[start]
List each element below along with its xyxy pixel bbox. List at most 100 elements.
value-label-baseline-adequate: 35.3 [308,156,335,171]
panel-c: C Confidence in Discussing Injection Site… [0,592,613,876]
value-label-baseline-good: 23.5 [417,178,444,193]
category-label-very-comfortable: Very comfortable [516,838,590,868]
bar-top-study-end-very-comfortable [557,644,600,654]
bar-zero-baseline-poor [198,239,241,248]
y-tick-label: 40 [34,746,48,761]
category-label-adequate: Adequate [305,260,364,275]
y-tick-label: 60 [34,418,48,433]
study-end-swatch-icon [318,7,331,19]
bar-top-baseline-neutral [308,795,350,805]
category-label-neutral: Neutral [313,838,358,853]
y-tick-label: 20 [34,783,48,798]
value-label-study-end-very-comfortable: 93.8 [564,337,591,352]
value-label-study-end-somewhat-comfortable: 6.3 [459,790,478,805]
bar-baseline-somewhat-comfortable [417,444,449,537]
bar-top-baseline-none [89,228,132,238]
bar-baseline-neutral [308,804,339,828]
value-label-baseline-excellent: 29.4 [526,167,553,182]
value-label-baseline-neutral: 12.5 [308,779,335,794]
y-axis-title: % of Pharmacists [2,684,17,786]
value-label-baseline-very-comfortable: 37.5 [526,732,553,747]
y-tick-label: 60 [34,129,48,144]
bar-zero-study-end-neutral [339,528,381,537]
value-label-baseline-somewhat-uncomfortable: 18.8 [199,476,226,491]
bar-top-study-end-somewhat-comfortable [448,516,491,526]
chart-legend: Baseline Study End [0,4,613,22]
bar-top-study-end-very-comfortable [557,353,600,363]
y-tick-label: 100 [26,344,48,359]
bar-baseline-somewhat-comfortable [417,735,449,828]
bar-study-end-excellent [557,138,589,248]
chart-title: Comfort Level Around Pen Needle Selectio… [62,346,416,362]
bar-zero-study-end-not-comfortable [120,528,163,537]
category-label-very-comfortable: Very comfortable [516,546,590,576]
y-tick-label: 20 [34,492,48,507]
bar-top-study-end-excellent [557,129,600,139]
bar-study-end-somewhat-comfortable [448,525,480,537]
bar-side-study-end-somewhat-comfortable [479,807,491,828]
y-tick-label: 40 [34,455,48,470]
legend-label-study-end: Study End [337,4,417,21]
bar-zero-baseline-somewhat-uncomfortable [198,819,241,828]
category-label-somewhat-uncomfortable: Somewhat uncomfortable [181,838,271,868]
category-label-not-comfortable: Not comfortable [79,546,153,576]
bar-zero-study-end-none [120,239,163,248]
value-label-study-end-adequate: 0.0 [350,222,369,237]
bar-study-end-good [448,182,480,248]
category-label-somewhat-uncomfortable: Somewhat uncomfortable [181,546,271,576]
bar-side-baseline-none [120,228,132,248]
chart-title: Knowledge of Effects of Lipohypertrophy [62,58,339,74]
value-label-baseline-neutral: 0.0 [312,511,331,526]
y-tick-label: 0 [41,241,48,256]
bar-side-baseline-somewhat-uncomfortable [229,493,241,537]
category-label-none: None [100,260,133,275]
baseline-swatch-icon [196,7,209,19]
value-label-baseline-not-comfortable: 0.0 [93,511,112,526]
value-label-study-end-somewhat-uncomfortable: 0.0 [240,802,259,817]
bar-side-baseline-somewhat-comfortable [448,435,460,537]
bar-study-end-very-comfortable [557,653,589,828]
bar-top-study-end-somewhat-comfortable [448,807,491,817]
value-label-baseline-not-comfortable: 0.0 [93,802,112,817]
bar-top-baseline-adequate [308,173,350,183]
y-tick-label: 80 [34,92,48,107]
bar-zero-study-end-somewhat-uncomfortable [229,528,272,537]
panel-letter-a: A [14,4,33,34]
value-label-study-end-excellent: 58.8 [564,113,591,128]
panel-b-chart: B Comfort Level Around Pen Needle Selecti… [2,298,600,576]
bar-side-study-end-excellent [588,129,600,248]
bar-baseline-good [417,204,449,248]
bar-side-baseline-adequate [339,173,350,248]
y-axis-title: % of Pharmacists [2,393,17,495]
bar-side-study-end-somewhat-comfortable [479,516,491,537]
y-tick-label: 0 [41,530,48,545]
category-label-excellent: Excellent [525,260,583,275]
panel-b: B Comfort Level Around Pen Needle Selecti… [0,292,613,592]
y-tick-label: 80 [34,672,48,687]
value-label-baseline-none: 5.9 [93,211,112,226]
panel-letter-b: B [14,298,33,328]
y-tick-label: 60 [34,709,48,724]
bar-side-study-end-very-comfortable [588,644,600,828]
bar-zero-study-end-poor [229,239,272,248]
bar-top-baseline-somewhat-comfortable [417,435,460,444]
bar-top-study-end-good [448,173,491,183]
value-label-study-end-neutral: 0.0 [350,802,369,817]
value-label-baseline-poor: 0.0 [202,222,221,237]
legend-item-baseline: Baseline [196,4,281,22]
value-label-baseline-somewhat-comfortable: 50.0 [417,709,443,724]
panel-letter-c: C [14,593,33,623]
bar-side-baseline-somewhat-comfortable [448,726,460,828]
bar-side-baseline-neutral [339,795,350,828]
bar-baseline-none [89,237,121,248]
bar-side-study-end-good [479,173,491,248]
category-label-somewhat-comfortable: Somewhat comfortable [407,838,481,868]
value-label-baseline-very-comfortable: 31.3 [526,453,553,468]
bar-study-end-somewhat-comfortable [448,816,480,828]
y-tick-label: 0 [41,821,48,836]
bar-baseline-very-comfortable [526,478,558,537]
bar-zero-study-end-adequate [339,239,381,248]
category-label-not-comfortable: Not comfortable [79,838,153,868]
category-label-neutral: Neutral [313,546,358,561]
[end]
EXERCISE AIM
Pull out each line of the records that contains the string "none". Uppercase and lowercase letters count as different.

CORRECT ANSWER
bar-top-baseline-none [89,228,132,238]
bar-zero-study-end-none [120,239,163,248]
bar-side-baseline-none [120,228,132,248]
category-label-none: None [100,260,133,275]
value-label-baseline-none: 5.9 [93,211,112,226]
bar-baseline-none [89,237,121,248]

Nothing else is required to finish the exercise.